→ **Directive**:
List every line in this data where the string "Государственная" occurs.

Items from a dataset:

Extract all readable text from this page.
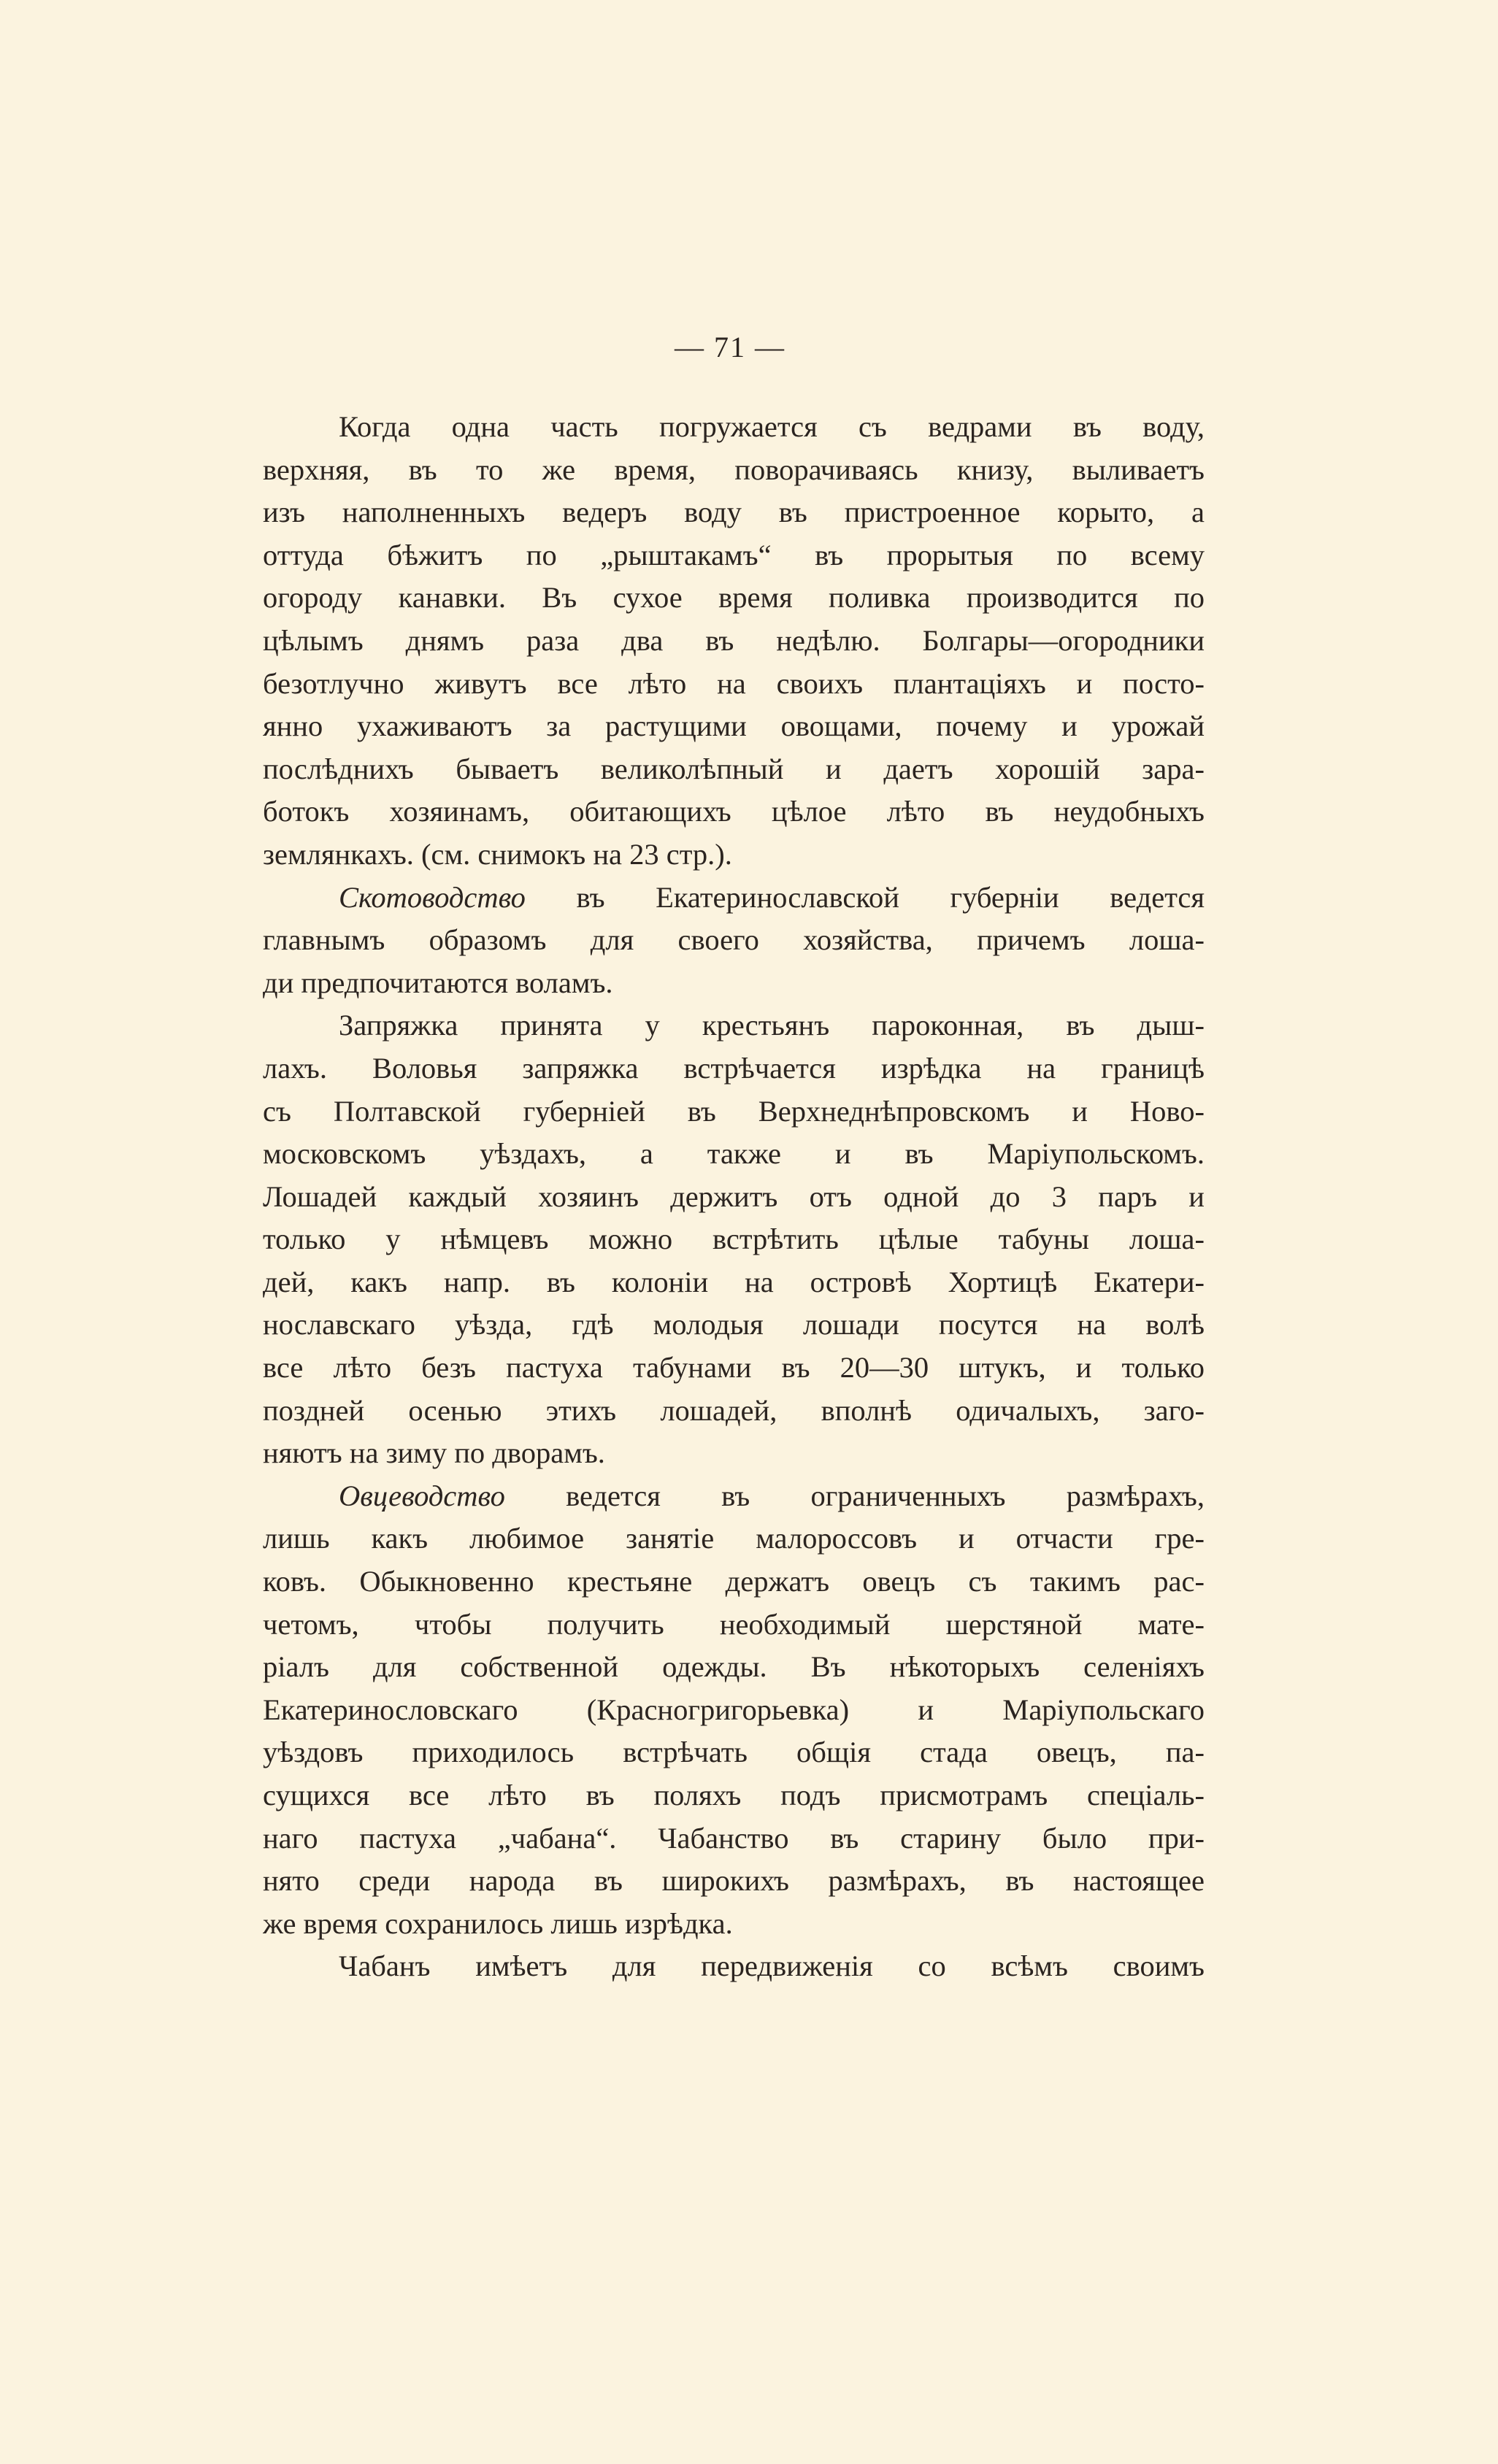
— 71 —
Когда одна часть погружается съ ведрами въ воду,
верхняя, въ то же время, поворачиваясь книзу, выливаетъ
изъ наполненныхъ ведеръ воду въ пристроенное корыто, а
оттуда бѣжитъ по „рыштакамъ“ въ прорытыя по всему
огороду канавки. Въ сухое время поливка производится по
цѣлымъ днямъ раза два въ недѣлю. Болгары—огородники
безотлучно живутъ все лѣто на своихъ плантаціяхъ и посто-
янно ухаживаютъ за растущими овощами, почему и урожай
послѣднихъ бываетъ великолѣпный и даетъ хорошій зара-
ботокъ хозяинамъ, обитающихъ цѣлое лѣто въ неудобныхъ
землянкахъ. (см. снимокъ на 23 стр.).
Скотоводство въ Екатеринославской губерніи ведется
главнымъ образомъ для своего хозяйства, причемъ лоша-
ди предпочитаются воламъ.
Запряжка принята у крестьянъ пароконная, въ дыш-
лахъ. Воловья запряжка встрѣчается изрѣдка на границѣ
съ Полтавской губерніей въ Верхнеднѣпровскомъ и Ново-
московскомъ уѣздахъ, а также и въ Маріупольскомъ.
Лошадей каждый хозяинъ держитъ отъ одной до 3 паръ и
только у нѣмцевъ можно встрѣтить цѣлые табуны лоша-
дей, какъ напр. въ колоніи на островѣ Хортицѣ Екатери-
нославскаго уѣзда, гдѣ молодыя лошади посутся на волѣ
все лѣто безъ пастуха табунами въ 20—30 штукъ, и только
поздней осенью этихъ лошадей, вполнѣ одичалыхъ, заго-
няютъ на зиму по дворамъ.
Овцеводство ведется въ ограниченныхъ размѣрахъ,
лишь какъ любимое занятіе малороссовъ и отчасти гре-
ковъ. Обыкновенно крестьяне держатъ овецъ съ такимъ рас-
четомъ, чтобы получить необходимый шерстяной мате-
ріалъ для собственной одежды. Въ нѣкоторыхъ селеніяхъ
Екатеринословскаго (Красногригорьевка) и Маріупольскаго
уѣздовъ приходилось встрѣчать общія стада овецъ, па-
сущихся все лѣто въ поляхъ подъ присмотрамъ спеціаль-
наго пастуха „чабана“. Чабанство въ старину было при-
нято среди народа въ широкихъ размѣрахъ, въ настоящее
же время сохранилось лишь изрѣдка.
Чабанъ имѣетъ для передвиженія со всѣмъ своимъ
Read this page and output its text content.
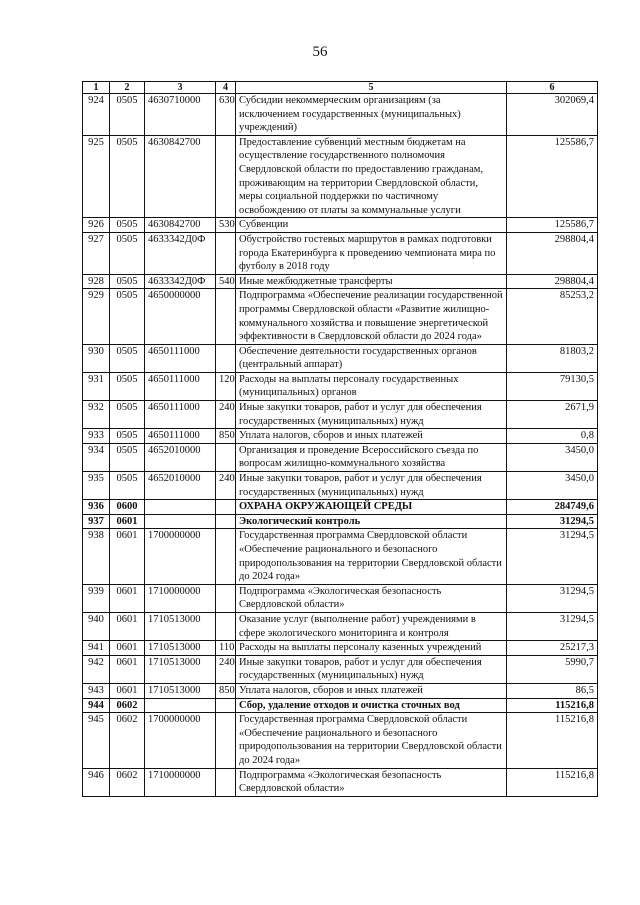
56
1	2	3	4	5	6
924	0505	4630710000	630	Субсидии некоммерческим организациям (за исключением государственных (муниципальных) учреждений)	302069,4
925	0505	4630842700		Предоставление субвенций местным бюджетам на осуществление государственного полномочия Свердловской области по предоставлению гражданам, проживающим на территории Свердловской области, меры социальной поддержки по частичному освобождению от платы за коммунальные услуги	125586,7
926	0505	4630842700	530	Субвенции	125586,7
927	0505	4633342Д0Ф		Обустройство гостевых маршрутов в рамках подготовки города Екатеринбурга к проведению чемпионата мира по футболу в 2018 году	298804,4
928	0505	4633342Д0Ф	540	Иные межбюджетные трансферты	298804,4
929	0505	4650000000		Подпрограмма «Обеспечение реализации государственной программы Свердловской области «Развитие жилищно-коммунального хозяйства и повышение энергетической эффективности в Свердловской области до 2024 года»	85253,2
930	0505	4650111000		Обеспечение деятельности государственных органов (центральный аппарат)	81803,2
931	0505	4650111000	120	Расходы на выплаты персоналу государственных (муниципальных) органов	79130,5
932	0505	4650111000	240	Иные закупки товаров, работ и услуг для обеспечения государственных (муниципальных) нужд	2671,9
933	0505	4650111000	850	Уплата налогов, сборов и иных платежей	0,8
934	0505	4652010000		Организация и проведение Всероссийского съезда по вопросам жилищно-коммунального хозяйства	3450,0
935	0505	4652010000	240	Иные закупки товаров, работ и услуг для обеспечения государственных (муниципальных) нужд	3450,0
936	0600			ОХРАНА ОКРУЖАЮЩЕЙ СРЕДЫ	284749,6
937	0601			Экологический контроль	31294,5
938	0601	1700000000		Государственная программа Свердловской области «Обеспечение рационального и безопасного природопользования на территории Свердловской области до 2024 года»	31294,5
939	0601	1710000000		Подпрограмма «Экологическая безопасность Свердловской области»	31294,5
940	0601	1710513000		Оказание услуг (выполнение работ) учреждениями в сфере экологического мониторинга и контроля	31294,5
941	0601	1710513000	110	Расходы на выплаты персоналу казенных учреждений	25217,3
942	0601	1710513000	240	Иные закупки товаров, работ и услуг для обеспечения государственных (муниципальных) нужд	5990,7
943	0601	1710513000	850	Уплата налогов, сборов и иных платежей	86,5
944	0602			Сбор, удаление отходов и очистка сточных вод	115216,8
945	0602	1700000000		Государственная программа Свердловской области «Обеспечение рационального и безопасного природопользования на территории Свердловской области до 2024 года»	115216,8
946	0602	1710000000		Подпрограмма «Экологическая безопасность Свердловской области»	115216,8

→ **Finished task**:
938	0601	1700000000		Государственная программа Свердловской области «Обеспечение рационального и безопасного природопользования на территории Свердловской области до 2024 года»	31294,5
945	0602	1700000000		Государственная программа Свердловской области «Обеспечение рационального и безопасного природопользования на территории Свердловской области до 2024 года»	115216,8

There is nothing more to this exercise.